Extracted data entries:
::::

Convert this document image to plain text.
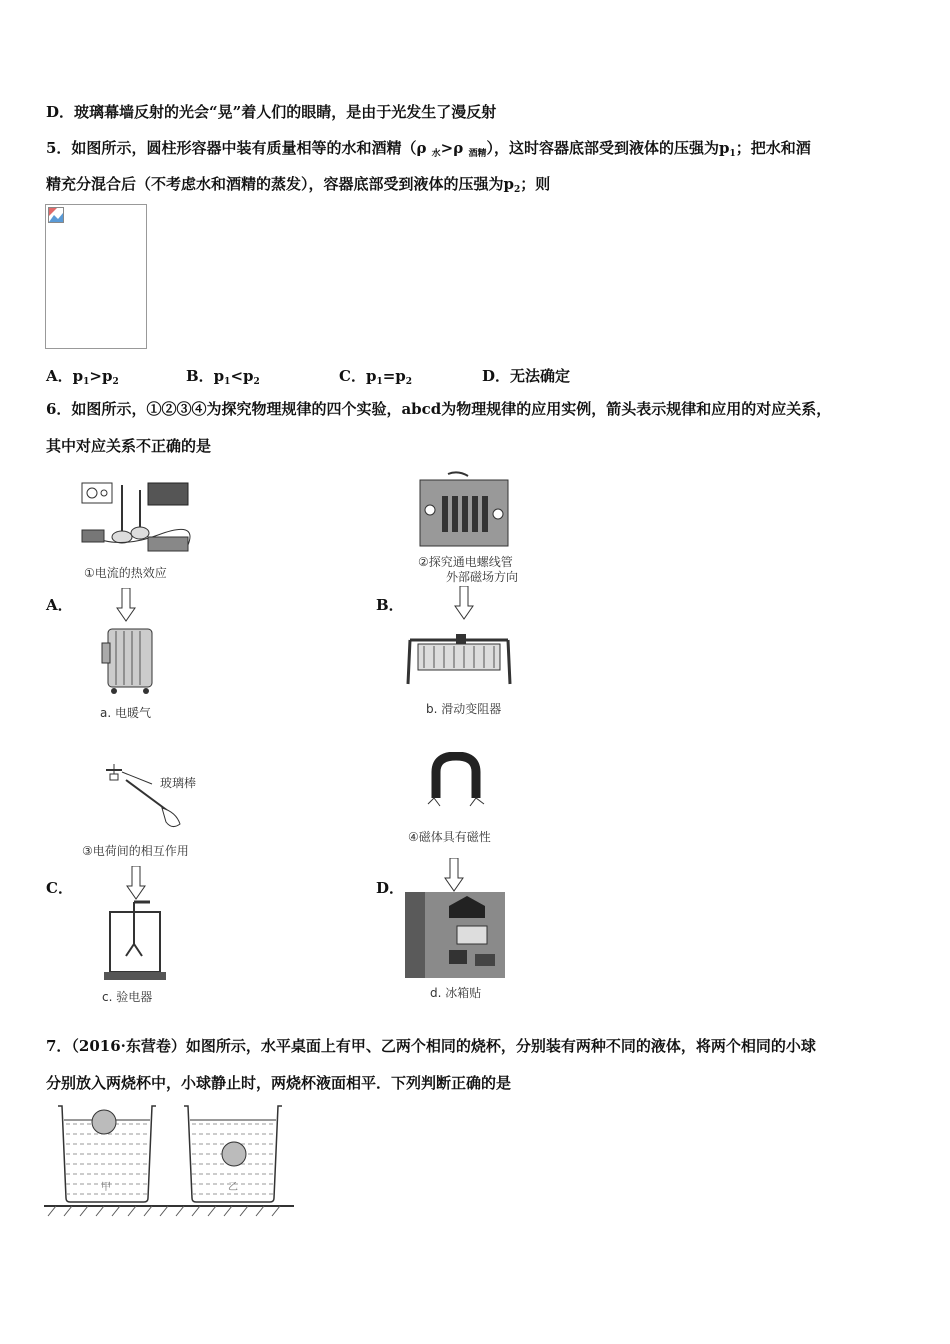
D．玻璃幕墙反射的光会“晃”着人们的眼睛，是由于光发生了漫反射
5．如图所示，圆柱形容器中装有质量相等的水和酒精（ρ $_水$>ρ $_{酒精}$），这时容器底部受到液体的压强为$p_1$；把水和酒
精充分混合后（不考虑水和酒精的蒸发），容器底部受到液体的压强为$p_2$；则
A．$p_1>p_2$	B．$p_1<p_2$	C．$p_1=p_2$	D．无法确定
6．如图所示，①②③④为探究物理规律的四个实验，abcd为物理规律的应用实例，箭头表示规律和应用的对应关系，
其中对应关系不正确的是
①电流的热效应
A．
a. 电暖气
②探究通电螺线管
外部磁场方向
B．
b. 滑动变阻器
玻璃棒
③电荷间的相互作用
C．
c. 验电器
④磁体具有磁性
D．
d. 冰箱贴
7．（2016·东营卷）如图所示，水平桌面上有甲、乙两个相同的烧杯，分别装有两种不同的液体，将两个相同的小球
分别放入两烧杯中，小球静止时，两烧杯液面相平．下列判断正确的是
甲	乙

::::

- [PROBLEM REQUIREMENTS]
Copy the records word for word, leaving no picture in the copy.

- [FULL SOLUTION]
Convert this document image to plain text.
D．玻璃幕墙反射的光会“晃”着人们的眼睛，是由于光发生了漫反射
5．如图所示，圆柱形容器中装有质量相等的水和酒精（ρ $_水$>ρ $_{酒精}$），这时容器底部受到液体的压强为$p_1$；把水和酒
精充分混合后（不考虑水和酒精的蒸发），容器底部受到液体的压强为$p_2$；则
A．$p_1>p_2$	B．$p_1<p_2$	C．$p_1=p_2$	D．无法确定
6．如图所示，①②③④为探究物理规律的四个实验，abcd为物理规律的应用实例，箭头表示规律和应用的对应关系，
其中对应关系不正确的是
①电流的热效应
A．
a. 电暖气
②探究通电螺线管
外部磁场方向
B．
b. 滑动变阻器
玻璃棒
③电荷间的相互作用
C．
c. 验电器
④磁体具有磁性
D．
d. 冰箱贴
7．（2016·东营卷）如图所示，水平桌面上有甲、乙两个相同的烧杯，分别装有两种不同的液体，将两个相同的小球
分别放入两烧杯中，小球静止时，两烧杯液面相平．下列判断正确的是
甲	乙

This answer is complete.